EXERCISE GOAL -> Copy out every line that contains "sướng".
━━━ PROVIDED MATERIAL ━━━
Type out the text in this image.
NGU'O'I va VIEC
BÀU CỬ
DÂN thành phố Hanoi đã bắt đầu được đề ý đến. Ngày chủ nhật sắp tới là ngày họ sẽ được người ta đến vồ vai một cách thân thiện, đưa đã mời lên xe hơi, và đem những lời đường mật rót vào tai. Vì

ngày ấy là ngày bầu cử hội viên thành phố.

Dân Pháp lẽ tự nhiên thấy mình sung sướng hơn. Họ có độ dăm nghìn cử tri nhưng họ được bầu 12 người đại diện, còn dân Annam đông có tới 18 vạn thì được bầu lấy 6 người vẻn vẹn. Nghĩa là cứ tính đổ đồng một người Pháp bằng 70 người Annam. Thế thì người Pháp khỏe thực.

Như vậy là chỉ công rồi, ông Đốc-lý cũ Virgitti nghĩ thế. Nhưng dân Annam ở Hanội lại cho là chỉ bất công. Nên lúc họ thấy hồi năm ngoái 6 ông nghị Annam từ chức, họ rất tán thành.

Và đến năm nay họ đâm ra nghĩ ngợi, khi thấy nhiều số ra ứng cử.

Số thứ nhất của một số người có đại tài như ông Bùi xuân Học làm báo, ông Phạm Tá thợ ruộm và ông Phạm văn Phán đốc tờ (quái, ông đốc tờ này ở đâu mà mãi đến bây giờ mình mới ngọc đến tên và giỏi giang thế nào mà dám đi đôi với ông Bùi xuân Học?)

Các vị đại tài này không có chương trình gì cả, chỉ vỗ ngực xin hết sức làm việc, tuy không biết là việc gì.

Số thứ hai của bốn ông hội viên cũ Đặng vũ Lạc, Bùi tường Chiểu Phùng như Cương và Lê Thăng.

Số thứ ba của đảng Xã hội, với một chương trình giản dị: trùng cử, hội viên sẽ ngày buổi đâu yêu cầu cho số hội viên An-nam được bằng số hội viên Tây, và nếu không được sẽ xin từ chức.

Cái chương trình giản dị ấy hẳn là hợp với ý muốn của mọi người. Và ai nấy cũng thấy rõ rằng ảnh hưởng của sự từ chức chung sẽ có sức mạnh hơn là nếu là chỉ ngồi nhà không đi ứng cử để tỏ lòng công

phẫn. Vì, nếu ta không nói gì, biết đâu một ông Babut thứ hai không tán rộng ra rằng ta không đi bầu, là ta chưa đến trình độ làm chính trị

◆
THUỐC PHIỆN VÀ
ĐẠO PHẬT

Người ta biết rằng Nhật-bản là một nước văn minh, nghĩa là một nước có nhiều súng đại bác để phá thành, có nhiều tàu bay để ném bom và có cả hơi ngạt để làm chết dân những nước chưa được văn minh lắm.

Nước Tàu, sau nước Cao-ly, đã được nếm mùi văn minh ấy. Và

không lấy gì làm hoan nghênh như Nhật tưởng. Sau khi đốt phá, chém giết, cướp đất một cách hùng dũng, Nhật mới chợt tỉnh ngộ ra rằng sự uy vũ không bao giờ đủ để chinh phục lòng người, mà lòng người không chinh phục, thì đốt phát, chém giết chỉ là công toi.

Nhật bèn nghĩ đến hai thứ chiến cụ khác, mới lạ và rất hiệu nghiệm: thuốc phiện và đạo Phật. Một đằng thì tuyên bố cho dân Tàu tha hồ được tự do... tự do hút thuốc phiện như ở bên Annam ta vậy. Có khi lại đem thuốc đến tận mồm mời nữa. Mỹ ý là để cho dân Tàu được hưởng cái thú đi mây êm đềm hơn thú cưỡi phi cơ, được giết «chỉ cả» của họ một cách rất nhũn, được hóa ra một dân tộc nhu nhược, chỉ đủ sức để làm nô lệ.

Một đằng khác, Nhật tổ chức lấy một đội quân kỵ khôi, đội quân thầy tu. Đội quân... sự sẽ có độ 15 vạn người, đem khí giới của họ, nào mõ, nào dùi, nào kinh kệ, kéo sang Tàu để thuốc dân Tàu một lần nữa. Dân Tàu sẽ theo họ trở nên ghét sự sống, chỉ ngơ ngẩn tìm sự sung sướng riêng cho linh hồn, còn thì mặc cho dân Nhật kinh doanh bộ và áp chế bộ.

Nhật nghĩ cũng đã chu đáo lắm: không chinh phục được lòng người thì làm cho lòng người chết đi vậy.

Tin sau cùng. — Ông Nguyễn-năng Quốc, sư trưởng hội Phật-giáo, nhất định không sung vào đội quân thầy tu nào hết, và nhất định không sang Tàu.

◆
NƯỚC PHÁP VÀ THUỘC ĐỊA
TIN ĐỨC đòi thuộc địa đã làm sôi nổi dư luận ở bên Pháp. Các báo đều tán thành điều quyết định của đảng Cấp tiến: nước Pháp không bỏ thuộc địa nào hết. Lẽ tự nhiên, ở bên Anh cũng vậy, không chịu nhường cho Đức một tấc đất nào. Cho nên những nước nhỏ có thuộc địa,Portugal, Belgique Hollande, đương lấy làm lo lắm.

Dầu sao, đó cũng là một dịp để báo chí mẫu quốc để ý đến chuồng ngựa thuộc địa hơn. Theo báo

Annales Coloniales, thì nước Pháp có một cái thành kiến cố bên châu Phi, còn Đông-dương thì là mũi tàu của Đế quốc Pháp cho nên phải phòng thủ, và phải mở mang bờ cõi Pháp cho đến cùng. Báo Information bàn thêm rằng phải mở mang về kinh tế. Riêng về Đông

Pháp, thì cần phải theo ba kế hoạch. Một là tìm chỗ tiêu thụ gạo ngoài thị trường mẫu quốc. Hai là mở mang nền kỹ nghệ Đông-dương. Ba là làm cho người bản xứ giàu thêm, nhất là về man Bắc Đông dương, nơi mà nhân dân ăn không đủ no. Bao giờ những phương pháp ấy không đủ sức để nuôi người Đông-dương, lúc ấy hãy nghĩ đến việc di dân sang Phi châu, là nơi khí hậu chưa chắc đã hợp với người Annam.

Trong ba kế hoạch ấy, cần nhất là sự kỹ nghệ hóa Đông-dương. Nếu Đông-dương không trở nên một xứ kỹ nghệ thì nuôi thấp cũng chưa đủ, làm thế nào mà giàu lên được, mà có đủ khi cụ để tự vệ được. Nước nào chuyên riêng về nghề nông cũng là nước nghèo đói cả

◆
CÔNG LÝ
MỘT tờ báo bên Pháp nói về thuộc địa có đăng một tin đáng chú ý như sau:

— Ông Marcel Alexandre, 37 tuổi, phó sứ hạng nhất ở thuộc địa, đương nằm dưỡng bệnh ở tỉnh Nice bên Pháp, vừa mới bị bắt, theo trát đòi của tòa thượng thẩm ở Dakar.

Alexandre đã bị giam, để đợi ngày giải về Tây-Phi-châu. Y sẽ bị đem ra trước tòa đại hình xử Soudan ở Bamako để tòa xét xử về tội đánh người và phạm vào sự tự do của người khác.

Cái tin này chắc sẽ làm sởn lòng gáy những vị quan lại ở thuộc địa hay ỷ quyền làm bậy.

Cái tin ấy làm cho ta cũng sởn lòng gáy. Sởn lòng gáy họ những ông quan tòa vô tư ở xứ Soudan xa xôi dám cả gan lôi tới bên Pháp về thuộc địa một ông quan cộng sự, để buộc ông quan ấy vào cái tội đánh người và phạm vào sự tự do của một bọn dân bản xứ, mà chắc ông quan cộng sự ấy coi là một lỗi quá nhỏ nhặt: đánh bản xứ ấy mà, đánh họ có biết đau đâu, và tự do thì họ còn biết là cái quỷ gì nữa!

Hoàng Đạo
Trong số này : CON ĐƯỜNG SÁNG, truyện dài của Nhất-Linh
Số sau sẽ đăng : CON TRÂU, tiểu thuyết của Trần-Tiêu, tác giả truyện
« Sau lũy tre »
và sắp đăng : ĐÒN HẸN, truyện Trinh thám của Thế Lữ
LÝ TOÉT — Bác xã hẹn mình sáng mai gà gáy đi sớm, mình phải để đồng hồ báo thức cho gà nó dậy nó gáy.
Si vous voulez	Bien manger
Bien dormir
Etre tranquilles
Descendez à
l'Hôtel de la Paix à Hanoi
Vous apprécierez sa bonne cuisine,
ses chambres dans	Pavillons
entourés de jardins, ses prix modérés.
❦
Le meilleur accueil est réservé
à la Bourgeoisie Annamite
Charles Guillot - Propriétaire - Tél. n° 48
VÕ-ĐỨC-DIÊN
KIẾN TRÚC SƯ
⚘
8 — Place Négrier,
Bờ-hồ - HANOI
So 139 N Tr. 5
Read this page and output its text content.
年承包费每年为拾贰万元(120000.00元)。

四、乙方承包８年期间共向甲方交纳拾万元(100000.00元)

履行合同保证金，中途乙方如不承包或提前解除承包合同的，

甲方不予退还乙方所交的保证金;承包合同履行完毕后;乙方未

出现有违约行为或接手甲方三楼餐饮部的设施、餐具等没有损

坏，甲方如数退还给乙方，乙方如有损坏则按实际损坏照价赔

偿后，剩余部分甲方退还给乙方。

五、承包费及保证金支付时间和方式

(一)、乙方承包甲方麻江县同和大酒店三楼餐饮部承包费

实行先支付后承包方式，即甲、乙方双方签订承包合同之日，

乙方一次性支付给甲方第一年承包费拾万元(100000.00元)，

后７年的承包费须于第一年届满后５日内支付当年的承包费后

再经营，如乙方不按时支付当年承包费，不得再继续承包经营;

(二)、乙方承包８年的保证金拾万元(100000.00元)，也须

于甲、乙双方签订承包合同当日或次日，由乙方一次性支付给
━━━
COMPLETED TASK ->
Dân Pháp lẽ tự nhiên thấy mình sung sướng hơn. Họ có độ dăm nghìn cử tri nhưng họ được bầu 12 người đại diện, còn dân Annam đông có tới 18 vạn thì được bầu lấy 6 người vẻn vẹn. Nghĩa là cứ tính đổ đồng một người Pháp bằng 70 người Annam. Thế thì người Pháp khỏe thực.
Một đằng khác, Nhật tổ chức lấy một đội quân kỵ khôi, đội quân thầy tu. Đội quân... sự sẽ có độ 15 vạn người, đem khí giới của họ, nào mõ, nào dùi, nào kinh kệ, kéo sang Tàu để thuốc dân Tàu một lần nữa. Dân Tàu sẽ theo họ trở nên ghét sự sống, chỉ ngơ ngẩn tìm sự sung sướng riêng cho linh hồn, còn thì mặc cho dân Nhật kinh doanh bộ và áp chế bộ.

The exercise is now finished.